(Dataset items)
------------------------------
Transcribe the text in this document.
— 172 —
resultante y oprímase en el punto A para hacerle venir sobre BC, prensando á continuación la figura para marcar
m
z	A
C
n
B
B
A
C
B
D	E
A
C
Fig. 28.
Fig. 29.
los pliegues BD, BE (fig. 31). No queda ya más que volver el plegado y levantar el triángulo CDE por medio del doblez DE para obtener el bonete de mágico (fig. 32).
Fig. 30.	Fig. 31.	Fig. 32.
------------------------------
PROBLEM REQUIREMENTS: Please reproduce all of the entries exactly as they stand.

RESPONSE BELOW:
Transcribe the text in this document.
— 172 —
resultante y oprímase en el punto A para hacerle venir sobre BC, prensando á continuación la figura para marcar
m
z	A
C
n
B
B
A
C
B
D	E
A
C
Fig. 28.
Fig. 29.
los pliegues BD, BE (fig. 31). No queda ya más que volver el plegado y levantar el triángulo CDE por medio del doblez DE para obtener el bonete de mágico (fig. 32).
Fig. 30.	Fig. 31.	Fig. 32.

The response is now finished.